What you have to do
Your task is to retype each line of the data below exactly.

Collection entries
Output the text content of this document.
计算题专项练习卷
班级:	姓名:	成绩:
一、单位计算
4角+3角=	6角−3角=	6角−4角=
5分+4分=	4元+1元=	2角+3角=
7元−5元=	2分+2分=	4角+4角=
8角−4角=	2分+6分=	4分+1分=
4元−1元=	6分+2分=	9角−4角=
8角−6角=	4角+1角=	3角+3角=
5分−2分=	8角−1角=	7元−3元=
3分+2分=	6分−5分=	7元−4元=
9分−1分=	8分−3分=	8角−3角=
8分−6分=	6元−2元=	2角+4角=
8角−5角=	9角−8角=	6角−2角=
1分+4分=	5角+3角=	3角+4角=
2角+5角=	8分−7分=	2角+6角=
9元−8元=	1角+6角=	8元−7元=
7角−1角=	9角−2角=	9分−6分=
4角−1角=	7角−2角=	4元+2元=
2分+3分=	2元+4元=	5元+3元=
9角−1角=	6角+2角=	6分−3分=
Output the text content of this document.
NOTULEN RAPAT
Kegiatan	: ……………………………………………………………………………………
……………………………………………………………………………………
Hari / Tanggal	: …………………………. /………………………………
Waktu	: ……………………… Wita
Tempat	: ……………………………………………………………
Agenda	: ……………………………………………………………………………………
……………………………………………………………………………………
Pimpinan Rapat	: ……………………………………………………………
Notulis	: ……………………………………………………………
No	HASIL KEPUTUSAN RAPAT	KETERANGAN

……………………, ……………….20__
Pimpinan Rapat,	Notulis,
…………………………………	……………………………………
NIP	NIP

Solution
Output the text content of this document.
计算题专项练习卷
班级:	姓名:	成绩:
一、单位计算
4角+3角=	6角−3角=	6角−4角=
5分+4分=	4元+1元=	2角+3角=
7元−5元=	2分+2分=	4角+4角=
8角−4角=	2分+6分=	4分+1分=
4元−1元=	6分+2分=	9角−4角=
8角−6角=	4角+1角=	3角+3角=
5分−2分=	8角−1角=	7元−3元=
3分+2分=	6分−5分=	7元−4元=
9分−1分=	8分−3分=	8角−3角=
8分−6分=	6元−2元=	2角+4角=
8角−5角=	9角−8角=	6角−2角=
1分+4分=	5角+3角=	3角+4角=
2角+5角=	8分−7分=	2角+6角=
9元−8元=	1角+6角=	8元−7元=
7角−1角=	9角−2角=	9分−6分=
4角−1角=	7角−2角=	4元+2元=
2分+3分=	2元+4元=	5元+3元=
9角−1角=	6角+2角=	6分−3分=
Output the text content of this document.
NOTULEN RAPAT
Kegiatan	: ……………………………………………………………………………………
……………………………………………………………………………………
Hari / Tanggal	: …………………………. /………………………………
Waktu	: ……………………… Wita
Tempat	: ……………………………………………………………
Agenda	: ……………………………………………………………………………………
……………………………………………………………………………………
Pimpinan Rapat	: ……………………………………………………………
Notulis	: ……………………………………………………………
No	HASIL KEPUTUSAN RAPAT	KETERANGAN

……………………, ……………….20__
Pimpinan Rapat,	Notulis,
…………………………………	……………………………………
NIP	NIP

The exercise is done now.